WHAT TO WORK ON: Lines containing "Error" are to be counted. Report the count alone.

ENTRIES:

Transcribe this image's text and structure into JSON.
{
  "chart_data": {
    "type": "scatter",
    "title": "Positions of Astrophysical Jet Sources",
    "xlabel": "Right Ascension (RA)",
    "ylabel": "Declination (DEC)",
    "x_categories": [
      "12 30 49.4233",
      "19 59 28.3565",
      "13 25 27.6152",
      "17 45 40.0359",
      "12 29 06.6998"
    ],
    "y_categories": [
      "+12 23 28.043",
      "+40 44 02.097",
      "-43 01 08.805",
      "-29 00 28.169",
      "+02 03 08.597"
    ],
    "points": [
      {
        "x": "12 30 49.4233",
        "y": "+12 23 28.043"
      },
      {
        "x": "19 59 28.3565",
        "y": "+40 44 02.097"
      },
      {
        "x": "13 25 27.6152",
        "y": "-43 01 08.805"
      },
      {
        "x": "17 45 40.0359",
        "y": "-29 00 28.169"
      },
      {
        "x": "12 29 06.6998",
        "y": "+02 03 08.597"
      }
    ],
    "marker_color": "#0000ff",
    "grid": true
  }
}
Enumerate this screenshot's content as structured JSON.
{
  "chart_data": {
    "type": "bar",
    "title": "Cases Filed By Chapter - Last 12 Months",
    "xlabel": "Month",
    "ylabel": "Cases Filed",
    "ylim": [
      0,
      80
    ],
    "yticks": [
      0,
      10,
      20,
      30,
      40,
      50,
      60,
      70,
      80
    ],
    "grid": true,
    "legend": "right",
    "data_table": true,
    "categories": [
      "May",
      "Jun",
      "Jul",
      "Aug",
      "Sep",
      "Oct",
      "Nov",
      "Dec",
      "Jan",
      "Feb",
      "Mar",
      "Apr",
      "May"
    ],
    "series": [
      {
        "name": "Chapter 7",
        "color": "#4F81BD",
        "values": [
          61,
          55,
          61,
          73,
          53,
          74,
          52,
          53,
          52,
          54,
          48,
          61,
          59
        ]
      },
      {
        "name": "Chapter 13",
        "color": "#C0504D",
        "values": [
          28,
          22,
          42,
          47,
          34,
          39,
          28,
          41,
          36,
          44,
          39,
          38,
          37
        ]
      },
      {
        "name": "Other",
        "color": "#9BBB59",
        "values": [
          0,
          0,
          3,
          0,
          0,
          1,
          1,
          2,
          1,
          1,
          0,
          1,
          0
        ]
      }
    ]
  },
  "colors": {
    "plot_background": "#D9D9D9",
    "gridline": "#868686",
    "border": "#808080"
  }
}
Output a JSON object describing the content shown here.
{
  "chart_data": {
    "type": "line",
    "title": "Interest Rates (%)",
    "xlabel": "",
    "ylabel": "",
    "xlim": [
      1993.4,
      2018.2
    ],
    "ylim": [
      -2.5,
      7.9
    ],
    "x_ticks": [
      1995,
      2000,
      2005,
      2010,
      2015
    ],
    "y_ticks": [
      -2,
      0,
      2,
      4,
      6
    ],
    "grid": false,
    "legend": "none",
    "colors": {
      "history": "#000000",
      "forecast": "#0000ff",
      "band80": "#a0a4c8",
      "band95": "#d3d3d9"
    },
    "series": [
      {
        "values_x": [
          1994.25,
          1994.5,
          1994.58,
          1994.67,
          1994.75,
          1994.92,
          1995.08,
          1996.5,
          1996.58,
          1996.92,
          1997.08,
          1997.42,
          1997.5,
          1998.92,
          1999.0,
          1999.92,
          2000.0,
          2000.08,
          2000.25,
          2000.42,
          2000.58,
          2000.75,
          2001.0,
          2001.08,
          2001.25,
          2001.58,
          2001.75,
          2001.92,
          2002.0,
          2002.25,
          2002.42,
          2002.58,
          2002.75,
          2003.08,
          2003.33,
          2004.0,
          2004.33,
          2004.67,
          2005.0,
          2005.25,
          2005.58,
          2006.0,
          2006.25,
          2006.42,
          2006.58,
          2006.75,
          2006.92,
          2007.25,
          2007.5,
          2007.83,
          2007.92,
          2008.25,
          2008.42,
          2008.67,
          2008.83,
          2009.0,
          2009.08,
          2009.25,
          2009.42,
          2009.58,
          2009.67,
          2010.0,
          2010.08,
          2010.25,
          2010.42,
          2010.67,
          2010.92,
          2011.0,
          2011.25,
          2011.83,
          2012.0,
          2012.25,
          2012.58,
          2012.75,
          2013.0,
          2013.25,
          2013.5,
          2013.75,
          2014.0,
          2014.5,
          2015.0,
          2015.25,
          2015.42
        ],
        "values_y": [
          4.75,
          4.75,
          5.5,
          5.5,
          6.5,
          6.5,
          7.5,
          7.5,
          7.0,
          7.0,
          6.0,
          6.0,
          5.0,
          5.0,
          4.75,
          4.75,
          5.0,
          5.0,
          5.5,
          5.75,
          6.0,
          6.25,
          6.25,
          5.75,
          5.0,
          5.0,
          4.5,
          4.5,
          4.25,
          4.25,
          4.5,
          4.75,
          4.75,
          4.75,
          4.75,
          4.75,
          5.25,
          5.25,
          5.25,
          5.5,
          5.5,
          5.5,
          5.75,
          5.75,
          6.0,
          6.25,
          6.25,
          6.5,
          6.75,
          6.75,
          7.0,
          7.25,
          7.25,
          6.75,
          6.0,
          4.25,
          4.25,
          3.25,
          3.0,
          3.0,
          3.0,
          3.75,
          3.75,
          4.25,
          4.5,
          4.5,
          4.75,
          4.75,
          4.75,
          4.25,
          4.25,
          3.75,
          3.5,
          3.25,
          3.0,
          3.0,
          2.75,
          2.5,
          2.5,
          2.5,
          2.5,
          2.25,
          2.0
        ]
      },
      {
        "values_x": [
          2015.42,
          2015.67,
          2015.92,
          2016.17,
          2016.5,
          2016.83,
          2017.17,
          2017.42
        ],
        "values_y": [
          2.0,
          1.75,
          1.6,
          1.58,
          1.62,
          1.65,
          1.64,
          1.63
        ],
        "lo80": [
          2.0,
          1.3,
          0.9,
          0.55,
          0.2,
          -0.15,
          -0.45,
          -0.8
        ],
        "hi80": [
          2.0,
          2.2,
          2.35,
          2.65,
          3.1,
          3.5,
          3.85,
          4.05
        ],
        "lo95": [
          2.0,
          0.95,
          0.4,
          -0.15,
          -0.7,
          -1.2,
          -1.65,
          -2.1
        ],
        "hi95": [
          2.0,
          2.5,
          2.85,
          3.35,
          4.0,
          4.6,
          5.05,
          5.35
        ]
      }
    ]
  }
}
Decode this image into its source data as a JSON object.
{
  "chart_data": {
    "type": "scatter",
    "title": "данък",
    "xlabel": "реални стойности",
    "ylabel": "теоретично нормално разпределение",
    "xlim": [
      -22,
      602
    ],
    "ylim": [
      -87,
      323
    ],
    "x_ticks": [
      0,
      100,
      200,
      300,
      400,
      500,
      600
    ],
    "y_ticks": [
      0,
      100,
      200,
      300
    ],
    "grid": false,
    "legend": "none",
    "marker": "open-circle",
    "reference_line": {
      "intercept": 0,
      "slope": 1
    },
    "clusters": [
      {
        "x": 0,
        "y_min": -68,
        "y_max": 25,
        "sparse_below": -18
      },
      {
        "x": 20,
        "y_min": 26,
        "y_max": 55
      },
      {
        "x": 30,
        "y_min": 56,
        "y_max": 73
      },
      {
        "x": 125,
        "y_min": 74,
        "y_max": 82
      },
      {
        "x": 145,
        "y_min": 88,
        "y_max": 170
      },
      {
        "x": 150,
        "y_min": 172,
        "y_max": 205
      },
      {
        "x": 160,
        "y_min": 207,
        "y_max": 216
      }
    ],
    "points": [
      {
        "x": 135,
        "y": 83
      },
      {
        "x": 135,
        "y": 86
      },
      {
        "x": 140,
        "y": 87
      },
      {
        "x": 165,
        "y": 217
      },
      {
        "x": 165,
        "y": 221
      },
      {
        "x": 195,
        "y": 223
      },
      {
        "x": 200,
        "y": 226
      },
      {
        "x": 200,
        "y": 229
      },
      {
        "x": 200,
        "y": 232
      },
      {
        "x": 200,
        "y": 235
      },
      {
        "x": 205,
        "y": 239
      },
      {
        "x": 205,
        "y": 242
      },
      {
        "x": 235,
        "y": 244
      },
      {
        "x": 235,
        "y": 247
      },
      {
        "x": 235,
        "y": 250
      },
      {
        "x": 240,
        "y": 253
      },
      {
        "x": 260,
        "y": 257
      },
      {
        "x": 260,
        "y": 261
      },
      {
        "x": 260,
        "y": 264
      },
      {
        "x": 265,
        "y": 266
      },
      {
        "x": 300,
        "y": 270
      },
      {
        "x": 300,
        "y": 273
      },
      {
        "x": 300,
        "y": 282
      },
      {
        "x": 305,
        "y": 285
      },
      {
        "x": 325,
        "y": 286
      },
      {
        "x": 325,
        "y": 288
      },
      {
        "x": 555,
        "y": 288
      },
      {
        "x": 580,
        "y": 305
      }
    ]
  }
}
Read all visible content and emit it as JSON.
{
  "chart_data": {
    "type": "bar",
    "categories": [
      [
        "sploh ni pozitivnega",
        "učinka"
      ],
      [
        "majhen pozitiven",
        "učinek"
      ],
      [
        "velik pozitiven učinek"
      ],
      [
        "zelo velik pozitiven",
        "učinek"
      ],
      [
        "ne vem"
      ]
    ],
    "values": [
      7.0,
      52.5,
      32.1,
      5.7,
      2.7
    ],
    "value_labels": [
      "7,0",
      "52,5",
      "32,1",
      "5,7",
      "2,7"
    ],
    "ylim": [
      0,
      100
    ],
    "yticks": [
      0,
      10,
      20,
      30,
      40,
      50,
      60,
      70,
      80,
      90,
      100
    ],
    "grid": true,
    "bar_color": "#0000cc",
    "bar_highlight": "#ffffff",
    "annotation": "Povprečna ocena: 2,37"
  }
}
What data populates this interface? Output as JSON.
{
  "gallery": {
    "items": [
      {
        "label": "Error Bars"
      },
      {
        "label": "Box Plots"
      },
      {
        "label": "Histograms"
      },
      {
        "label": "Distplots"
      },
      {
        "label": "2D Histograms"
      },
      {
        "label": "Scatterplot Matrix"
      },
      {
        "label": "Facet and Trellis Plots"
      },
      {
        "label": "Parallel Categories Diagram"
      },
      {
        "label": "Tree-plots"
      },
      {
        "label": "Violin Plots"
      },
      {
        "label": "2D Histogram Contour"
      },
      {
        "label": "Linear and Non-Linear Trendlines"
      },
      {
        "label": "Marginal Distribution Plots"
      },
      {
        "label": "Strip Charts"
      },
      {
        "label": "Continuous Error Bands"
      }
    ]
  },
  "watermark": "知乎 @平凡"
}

COMPLETED EXERCISE: 2